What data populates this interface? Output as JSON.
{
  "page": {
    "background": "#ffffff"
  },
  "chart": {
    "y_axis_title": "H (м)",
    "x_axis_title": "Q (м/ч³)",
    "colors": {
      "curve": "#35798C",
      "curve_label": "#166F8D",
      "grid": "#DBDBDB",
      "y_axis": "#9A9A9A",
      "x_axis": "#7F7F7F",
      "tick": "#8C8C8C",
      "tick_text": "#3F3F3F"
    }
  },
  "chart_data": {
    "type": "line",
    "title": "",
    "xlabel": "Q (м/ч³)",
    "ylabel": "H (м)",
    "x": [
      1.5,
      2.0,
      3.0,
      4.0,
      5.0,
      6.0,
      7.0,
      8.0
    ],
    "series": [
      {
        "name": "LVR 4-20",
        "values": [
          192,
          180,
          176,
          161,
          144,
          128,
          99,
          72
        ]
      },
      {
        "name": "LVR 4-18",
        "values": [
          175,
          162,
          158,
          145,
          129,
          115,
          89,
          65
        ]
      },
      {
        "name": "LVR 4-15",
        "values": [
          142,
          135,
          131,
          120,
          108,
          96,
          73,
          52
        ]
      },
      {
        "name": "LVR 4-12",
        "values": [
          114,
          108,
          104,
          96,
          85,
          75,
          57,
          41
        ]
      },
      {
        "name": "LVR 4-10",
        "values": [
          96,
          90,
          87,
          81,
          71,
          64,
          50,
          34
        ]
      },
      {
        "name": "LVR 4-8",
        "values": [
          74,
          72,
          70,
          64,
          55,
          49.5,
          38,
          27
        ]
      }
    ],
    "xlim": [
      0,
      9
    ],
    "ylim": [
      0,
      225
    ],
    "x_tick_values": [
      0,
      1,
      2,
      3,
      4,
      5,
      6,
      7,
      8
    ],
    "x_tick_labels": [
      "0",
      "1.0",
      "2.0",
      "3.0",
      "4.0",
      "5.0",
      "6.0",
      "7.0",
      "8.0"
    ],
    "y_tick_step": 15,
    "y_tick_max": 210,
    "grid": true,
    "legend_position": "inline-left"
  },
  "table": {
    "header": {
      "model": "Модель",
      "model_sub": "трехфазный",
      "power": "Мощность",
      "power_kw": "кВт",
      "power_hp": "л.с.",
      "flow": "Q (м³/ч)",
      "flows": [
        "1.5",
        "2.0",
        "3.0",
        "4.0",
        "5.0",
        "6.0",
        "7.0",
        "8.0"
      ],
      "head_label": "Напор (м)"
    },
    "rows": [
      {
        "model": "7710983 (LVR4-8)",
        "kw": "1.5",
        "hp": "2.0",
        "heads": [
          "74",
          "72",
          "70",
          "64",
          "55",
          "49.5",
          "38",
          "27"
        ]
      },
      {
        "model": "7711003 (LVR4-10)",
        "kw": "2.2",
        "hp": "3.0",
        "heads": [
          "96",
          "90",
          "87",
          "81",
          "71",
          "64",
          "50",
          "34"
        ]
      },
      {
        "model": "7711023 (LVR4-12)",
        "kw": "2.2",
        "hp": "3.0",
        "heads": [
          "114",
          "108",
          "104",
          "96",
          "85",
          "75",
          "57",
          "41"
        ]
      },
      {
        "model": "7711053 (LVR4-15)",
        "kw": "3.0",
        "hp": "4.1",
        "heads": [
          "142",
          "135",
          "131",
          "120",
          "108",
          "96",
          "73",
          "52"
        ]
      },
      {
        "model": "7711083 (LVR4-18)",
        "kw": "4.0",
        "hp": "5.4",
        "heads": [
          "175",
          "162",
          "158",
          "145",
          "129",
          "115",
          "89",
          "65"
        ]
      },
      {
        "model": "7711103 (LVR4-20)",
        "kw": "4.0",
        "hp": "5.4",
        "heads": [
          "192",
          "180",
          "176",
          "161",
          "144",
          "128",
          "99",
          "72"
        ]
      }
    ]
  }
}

→ **Set problem**:
Quote all of the entries verbatim.

→ **Output for this task**:
What data populates this interface? Output as JSON.
{
  "page": {
    "background": "#ffffff"
  },
  "chart": {
    "y_axis_title": "H (м)",
    "x_axis_title": "Q (м/ч³)",
    "colors": {
      "curve": "#35798C",
      "curve_label": "#166F8D",
      "grid": "#DBDBDB",
      "y_axis": "#9A9A9A",
      "x_axis": "#7F7F7F",
      "tick": "#8C8C8C",
      "tick_text": "#3F3F3F"
    }
  },
  "chart_data": {
    "type": "line",
    "title": "",
    "xlabel": "Q (м/ч³)",
    "ylabel": "H (м)",
    "x": [
      1.5,
      2.0,
      3.0,
      4.0,
      5.0,
      6.0,
      7.0,
      8.0
    ],
    "series": [
      {
        "name": "LVR 4-20",
        "values": [
          192,
          180,
          176,
          161,
          144,
          128,
          99,
          72
        ]
      },
      {
        "name": "LVR 4-18",
        "values": [
          175,
          162,
          158,
          145,
          129,
          115,
          89,
          65
        ]
      },
      {
        "name": "LVR 4-15",
        "values": [
          142,
          135,
          131,
          120,
          108,
          96,
          73,
          52
        ]
      },
      {
        "name": "LVR 4-12",
        "values": [
          114,
          108,
          104,
          96,
          85,
          75,
          57,
          41
        ]
      },
      {
        "name": "LVR 4-10",
        "values": [
          96,
          90,
          87,
          81,
          71,
          64,
          50,
          34
        ]
      },
      {
        "name": "LVR 4-8",
        "values": [
          74,
          72,
          70,
          64,
          55,
          49.5,
          38,
          27
        ]
      }
    ],
    "xlim": [
      0,
      9
    ],
    "ylim": [
      0,
      225
    ],
    "x_tick_values": [
      0,
      1,
      2,
      3,
      4,
      5,
      6,
      7,
      8
    ],
    "x_tick_labels": [
      "0",
      "1.0",
      "2.0",
      "3.0",
      "4.0",
      "5.0",
      "6.0",
      "7.0",
      "8.0"
    ],
    "y_tick_step": 15,
    "y_tick_max": 210,
    "grid": true,
    "legend_position": "inline-left"
  },
  "table": {
    "header": {
      "model": "Модель",
      "model_sub": "трехфазный",
      "power": "Мощность",
      "power_kw": "кВт",
      "power_hp": "л.с.",
      "flow": "Q (м³/ч)",
      "flows": [
        "1.5",
        "2.0",
        "3.0",
        "4.0",
        "5.0",
        "6.0",
        "7.0",
        "8.0"
      ],
      "head_label": "Напор (м)"
    },
    "rows": [
      {
        "model": "7710983 (LVR4-8)",
        "kw": "1.5",
        "hp": "2.0",
        "heads": [
          "74",
          "72",
          "70",
          "64",
          "55",
          "49.5",
          "38",
          "27"
        ]
      },
      {
        "model": "7711003 (LVR4-10)",
        "kw": "2.2",
        "hp": "3.0",
        "heads": [
          "96",
          "90",
          "87",
          "81",
          "71",
          "64",
          "50",
          "34"
        ]
      },
      {
        "model": "7711023 (LVR4-12)",
        "kw": "2.2",
        "hp": "3.0",
        "heads": [
          "114",
          "108",
          "104",
          "96",
          "85",
          "75",
          "57",
          "41"
        ]
      },
      {
        "model": "7711053 (LVR4-15)",
        "kw": "3.0",
        "hp": "4.1",
        "heads": [
          "142",
          "135",
          "131",
          "120",
          "108",
          "96",
          "73",
          "52"
        ]
      },
      {
        "model": "7711083 (LVR4-18)",
        "kw": "4.0",
        "hp": "5.4",
        "heads": [
          "175",
          "162",
          "158",
          "145",
          "129",
          "115",
          "89",
          "65"
        ]
      },
      {
        "model": "7711103 (LVR4-20)",
        "kw": "4.0",
        "hp": "5.4",
        "heads": [
          "192",
          "180",
          "176",
          "161",
          "144",
          "128",
          "99",
          "72"
        ]
      }
    ]
  }
}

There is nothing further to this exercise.